» **Your task**: Search the entries below. Return every line that has "TradingView" in it.

» **Available records**:
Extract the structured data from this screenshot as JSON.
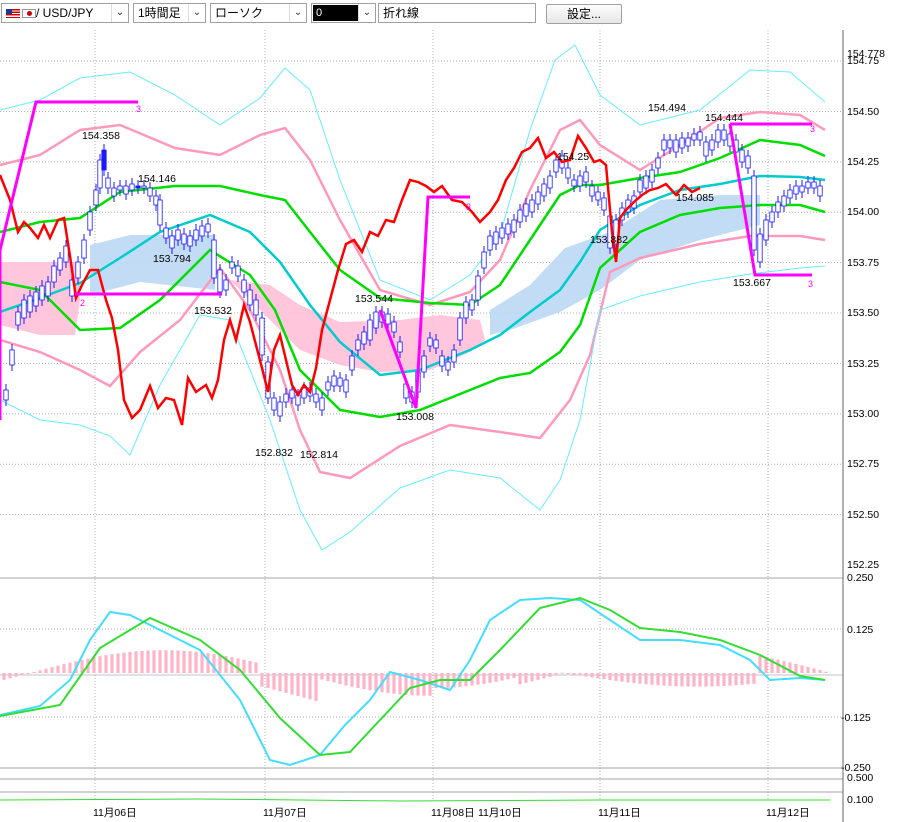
{
  "toolbar": {
    "symbol": "/ USD/JPY",
    "timeframe": "1時間足",
    "chart_style": "ローソク",
    "tool_value": "0",
    "line_type": "折れ線",
    "settings_button": "設定..."
  },
  "colors": {
    "candle_up": "#ffffff",
    "candle_down": "#1a1aff",
    "lagging_span": "#ff0000",
    "zigzag": "#ff00ff",
    "moving_average": "#00cccc",
    "bb_1sigma": "#00dd00",
    "bb_2sigma": "#ff99bb",
    "bb_3sigma": "#66eeff",
    "cloud_bull": "#bcd8f4",
    "cloud_bear": "#ffc0d8",
    "macd": "#44ddff",
    "signal": "#33dd33",
    "histogram": "#ffb3c6"
  },
  "chart_data": {
    "type": "candlestick",
    "price_axis": [
      "154.778",
      "154.75",
      "154.50",
      "154.25",
      "154.00",
      "153.75",
      "153.50",
      "153.25",
      "153.00",
      "152.75",
      "152.50",
      "152.25"
    ],
    "price_range": [
      152.25,
      154.78
    ],
    "x_axis_labels": [
      "11月06日",
      "11月07日",
      "11月08日",
      "11月10日",
      "11月11日",
      "11月12日"
    ],
    "annotations": [
      {
        "label": "154.358",
        "price": 154.358
      },
      {
        "label": "154.146",
        "price": 154.146
      },
      {
        "label": "153.794",
        "price": 153.794
      },
      {
        "label": "153.532",
        "price": 153.532
      },
      {
        "label": "152.832",
        "price": 152.832
      },
      {
        "label": "152.814",
        "price": 152.814
      },
      {
        "label": "153.544",
        "price": 153.544
      },
      {
        "label": "153.008",
        "price": 153.008
      },
      {
        "label": "154.25",
        "price": 154.25
      },
      {
        "label": "153.882",
        "price": 153.882
      },
      {
        "label": "154.494",
        "price": 154.494
      },
      {
        "label": "154.444",
        "price": 154.444
      },
      {
        "label": "154.085",
        "price": 154.085
      },
      {
        "label": "153.667",
        "price": 153.667
      }
    ],
    "zigzag_marks": [
      "3",
      "2",
      "3",
      "3",
      "3"
    ],
    "macd_axis": [
      "0.250",
      "0.125",
      "-0.125",
      "-0.250"
    ],
    "macd_range": [
      -0.25,
      0.25
    ],
    "sub_axis": [
      "0.500",
      "0.100"
    ]
  }
}
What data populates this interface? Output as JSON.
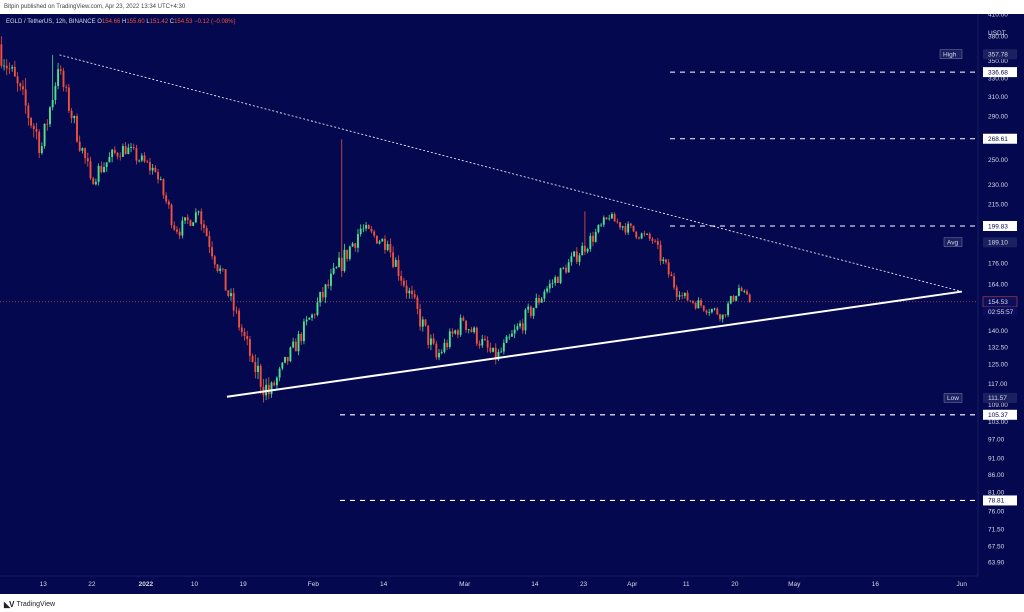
{
  "header": {
    "publisher": "Bitpin published on TradingView.com, Apr 23, 2022 13:34 UTC+4:30"
  },
  "footer": {
    "brand": "TradingView"
  },
  "colors": {
    "background": "#04084f",
    "up": "#4fe08a",
    "down": "#f0503c",
    "trendline": "#ffffff",
    "text": "#d6d9e6"
  },
  "chart_data": {
    "type": "candlestick",
    "symbol_line": {
      "symbol": "EGLD / TetherUS, 12h, BINANCE",
      "o_label": "O",
      "o": "154.66",
      "h_label": "H",
      "h": "155.60",
      "l_label": "L",
      "l": "151.42",
      "c_label": "C",
      "c": "154.53",
      "change": "−0.12 (−0.08%)"
    },
    "y_scale": "log",
    "ylim": [
      61,
      410
    ],
    "xlim": [
      "2021-12-05",
      "2022-06-04"
    ],
    "unit_label": "USDT",
    "y_ticks": [
      "410.00",
      "380.00",
      "350.00",
      "330.00",
      "310.00",
      "290.00",
      "270.00",
      "250.00",
      "230.00",
      "215.00",
      "176.00",
      "164.00",
      "140.00",
      "132.50",
      "125.00",
      "117.00",
      "109.00",
      "103.00",
      "97.00",
      "91.00",
      "86.00",
      "81.00",
      "76.00",
      "71.50",
      "67.50",
      "63.90"
    ],
    "x_ticks": [
      {
        "date": "2021-12-13",
        "label": "13"
      },
      {
        "date": "2021-12-22",
        "label": "22"
      },
      {
        "date": "2022-01-01",
        "label": "2022"
      },
      {
        "date": "2022-01-10",
        "label": "10"
      },
      {
        "date": "2022-01-19",
        "label": "19"
      },
      {
        "date": "2022-02-01",
        "label": "Feb"
      },
      {
        "date": "2022-02-14",
        "label": "14"
      },
      {
        "date": "2022-03-01",
        "label": "Mar"
      },
      {
        "date": "2022-03-14",
        "label": "14"
      },
      {
        "date": "2022-03-23",
        "label": "23"
      },
      {
        "date": "2022-04-01",
        "label": "Apr"
      },
      {
        "date": "2022-04-11",
        "label": "11"
      },
      {
        "date": "2022-04-20",
        "label": "20"
      },
      {
        "date": "2022-05-01",
        "label": "May"
      },
      {
        "date": "2022-05-16",
        "label": "16"
      },
      {
        "date": "2022-06-01",
        "label": "Jun"
      }
    ],
    "price_levels": [
      {
        "value": 357.78,
        "label": "357.78",
        "tag": "High"
      },
      {
        "value": 336.68,
        "label": "336.68",
        "dashed": true
      },
      {
        "value": 268.61,
        "label": "268.61",
        "dashed": true
      },
      {
        "value": 199.83,
        "label": "199.83",
        "dashed": true
      },
      {
        "value": 189.1,
        "label": "189.10",
        "tag": "Avg"
      },
      {
        "value": 154.53,
        "label": "154.53",
        "sub": "02:55:57",
        "current": true
      },
      {
        "value": 111.57,
        "label": "111.57",
        "tag": "Low"
      },
      {
        "value": 105.37,
        "label": "105.37",
        "dashed": true
      },
      {
        "value": 78.81,
        "label": "78.81",
        "dashed": true
      }
    ],
    "trendlines": [
      {
        "style": "dotted",
        "from": {
          "date": "2021-12-16",
          "value": 357
        },
        "to": {
          "date": "2022-06-01",
          "value": 160
        }
      },
      {
        "style": "solid",
        "from": {
          "date": "2022-01-16",
          "value": 112
        },
        "to": {
          "date": "2022-06-01",
          "value": 160
        }
      }
    ],
    "segments": [
      {
        "start": "2021-12-05",
        "end": "2021-12-13",
        "v0": 370,
        "v1": 262,
        "vol": 0.05,
        "spike": 330
      },
      {
        "start": "2021-12-13",
        "end": "2021-12-16",
        "v0": 262,
        "v1": 340,
        "vol": 0.04,
        "spike": 357
      },
      {
        "start": "2021-12-16",
        "end": "2021-12-22",
        "v0": 340,
        "v1": 235,
        "vol": 0.035
      },
      {
        "start": "2021-12-22",
        "end": "2021-12-28",
        "v0": 235,
        "v1": 262,
        "vol": 0.03
      },
      {
        "start": "2021-12-28",
        "end": "2022-01-03",
        "v0": 262,
        "v1": 240,
        "vol": 0.025
      },
      {
        "start": "2022-01-03",
        "end": "2022-01-07",
        "v0": 240,
        "v1": 196,
        "vol": 0.03
      },
      {
        "start": "2022-01-07",
        "end": "2022-01-11",
        "v0": 196,
        "v1": 210,
        "vol": 0.025
      },
      {
        "start": "2022-01-11",
        "end": "2022-01-21",
        "v0": 210,
        "v1": 126,
        "vol": 0.035
      },
      {
        "start": "2022-01-21",
        "end": "2022-01-24",
        "v0": 126,
        "v1": 113,
        "vol": 0.05,
        "spike": 111.6
      },
      {
        "start": "2022-01-24",
        "end": "2022-02-01",
        "v0": 113,
        "v1": 148,
        "vol": 0.03
      },
      {
        "start": "2022-02-01",
        "end": "2022-02-10",
        "v0": 148,
        "v1": 198,
        "vol": 0.035,
        "spike": 268
      },
      {
        "start": "2022-02-10",
        "end": "2022-02-15",
        "v0": 198,
        "v1": 188,
        "vol": 0.025
      },
      {
        "start": "2022-02-15",
        "end": "2022-02-24",
        "v0": 188,
        "v1": 128,
        "vol": 0.035
      },
      {
        "start": "2022-02-24",
        "end": "2022-03-01",
        "v0": 128,
        "v1": 145,
        "vol": 0.03
      },
      {
        "start": "2022-03-01",
        "end": "2022-03-07",
        "v0": 145,
        "v1": 127,
        "vol": 0.03
      },
      {
        "start": "2022-03-07",
        "end": "2022-03-16",
        "v0": 127,
        "v1": 160,
        "vol": 0.03
      },
      {
        "start": "2022-03-16",
        "end": "2022-03-28",
        "v0": 160,
        "v1": 205,
        "vol": 0.025,
        "spike": 210
      },
      {
        "start": "2022-03-28",
        "end": "2022-04-05",
        "v0": 205,
        "v1": 190,
        "vol": 0.02
      },
      {
        "start": "2022-04-05",
        "end": "2022-04-10",
        "v0": 190,
        "v1": 158,
        "vol": 0.025
      },
      {
        "start": "2022-04-10",
        "end": "2022-04-18",
        "v0": 158,
        "v1": 148,
        "vol": 0.02
      },
      {
        "start": "2022-04-18",
        "end": "2022-04-21",
        "v0": 148,
        "v1": 162,
        "vol": 0.02
      },
      {
        "start": "2022-04-21",
        "end": "2022-04-23",
        "v0": 162,
        "v1": 154.5,
        "vol": 0.015
      }
    ]
  }
}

» **Result for this task**:
    "publisher": "Bitpin published on TradingView.com, Apr 23, 2022 13:34 UTC+4:30"
    "brand": "TradingView"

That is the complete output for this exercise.